◆ Exercise input ◆
++++++++++++++++++++
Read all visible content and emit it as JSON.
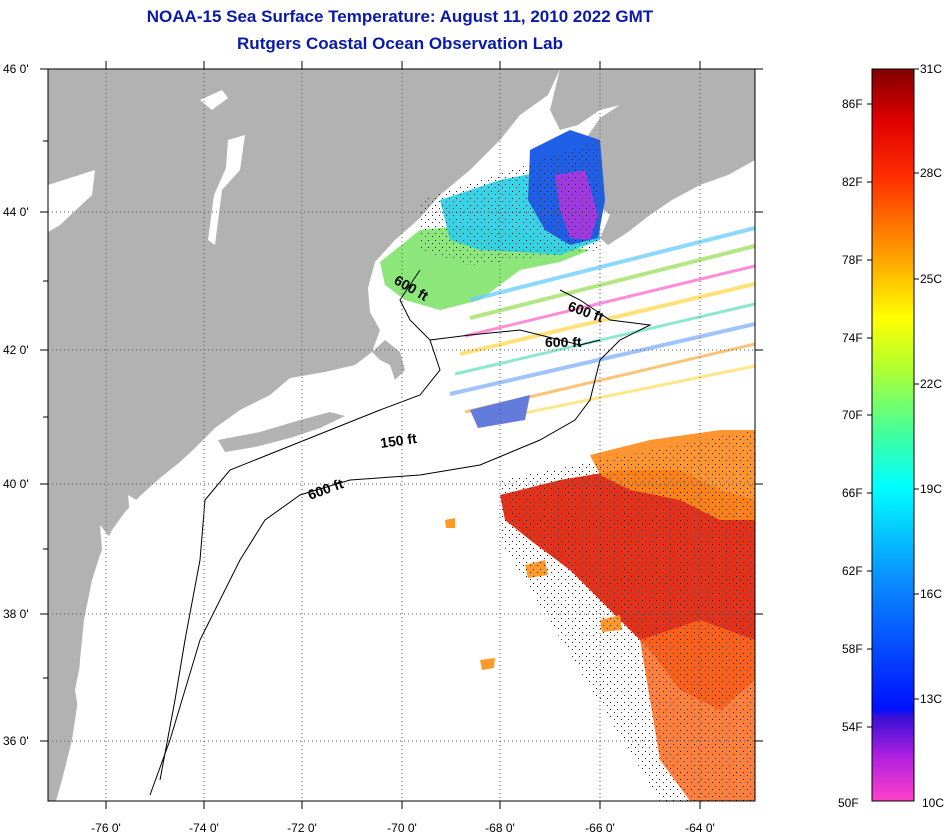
{
  "title": {
    "line1": "NOAA-15 Sea Surface Temperature:  August 11, 2010 2022 GMT",
    "line2": "Rutgers Coastal Ocean Observation Lab"
  },
  "map": {
    "lat_labels": [
      "46 0'",
      "44 0'",
      "42 0'",
      "40 0'",
      "38 0'",
      "36 0'"
    ],
    "lon_labels": [
      "-76 0'",
      "-74 0'",
      "-72 0'",
      "-70 0'",
      "-68 0'",
      "-66 0'",
      "-64 0'"
    ],
    "contour_labels": [
      "600 ft",
      "600 ft",
      "600 ft",
      "150 ft",
      "600 ft"
    ]
  },
  "colorbar": {
    "fahrenheit_labels": [
      "86F",
      "82F",
      "78F",
      "74F",
      "70F",
      "66F",
      "62F",
      "58F",
      "54F",
      "50F"
    ],
    "celsius_labels": [
      "31C",
      "28C",
      "25C",
      "22C",
      "19C",
      "16C",
      "13C",
      "10C"
    ]
  },
  "colors": {
    "land": "#b2b2b2",
    "title": "#0a1aa8",
    "warm": "#e2321c",
    "cool": "#1f5fe6"
  }
}
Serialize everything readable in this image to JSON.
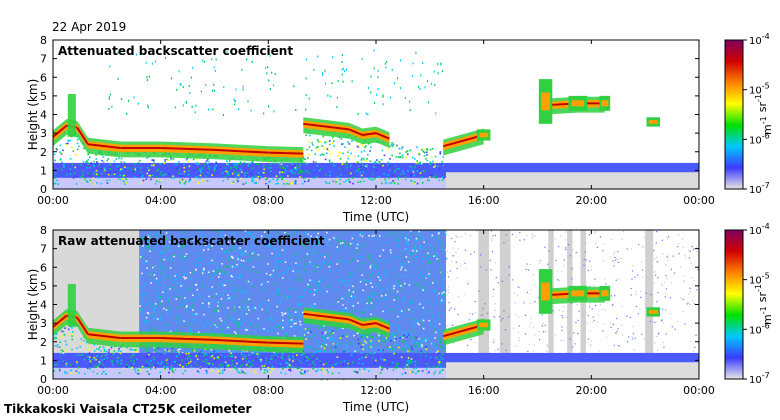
++++++++++++++++++++
◆ Written instruction ◆
Output the entries above exactly, without their pictures.

◆ Answer below ◆
Read all visible content and emit it as JSON.
{
  "title": {
    "line1": "NOAA-15 Sea Surface Temperature:  August 11, 2010 2022 GMT",
    "line2": "Rutgers Coastal Ocean Observation Lab"
  },
  "map": {
    "lat_labels": [
      "46 0'",
      "44 0'",
      "42 0'",
      "40 0'",
      "38 0'",
      "36 0'"
    ],
    "lon_labels": [
      "-76 0'",
      "-74 0'",
      "-72 0'",
      "-70 0'",
      "-68 0'",
      "-66 0'",
      "-64 0'"
    ],
    "contour_labels": [
      "600 ft",
      "600 ft",
      "600 ft",
      "150 ft",
      "600 ft"
    ]
  },
  "colorbar": {
    "fahrenheit_labels": [
      "86F",
      "82F",
      "78F",
      "74F",
      "70F",
      "66F",
      "62F",
      "58F",
      "54F",
      "50F"
    ],
    "celsius_labels": [
      "31C",
      "28C",
      "25C",
      "22C",
      "19C",
      "16C",
      "13C",
      "10C"
    ]
  },
  "colors": {
    "land": "#b2b2b2",
    "title": "#0a1aa8",
    "warm": "#e2321c",
    "cool": "#1f5fe6"
  }
}
Serialize everything readable in this image to JSON.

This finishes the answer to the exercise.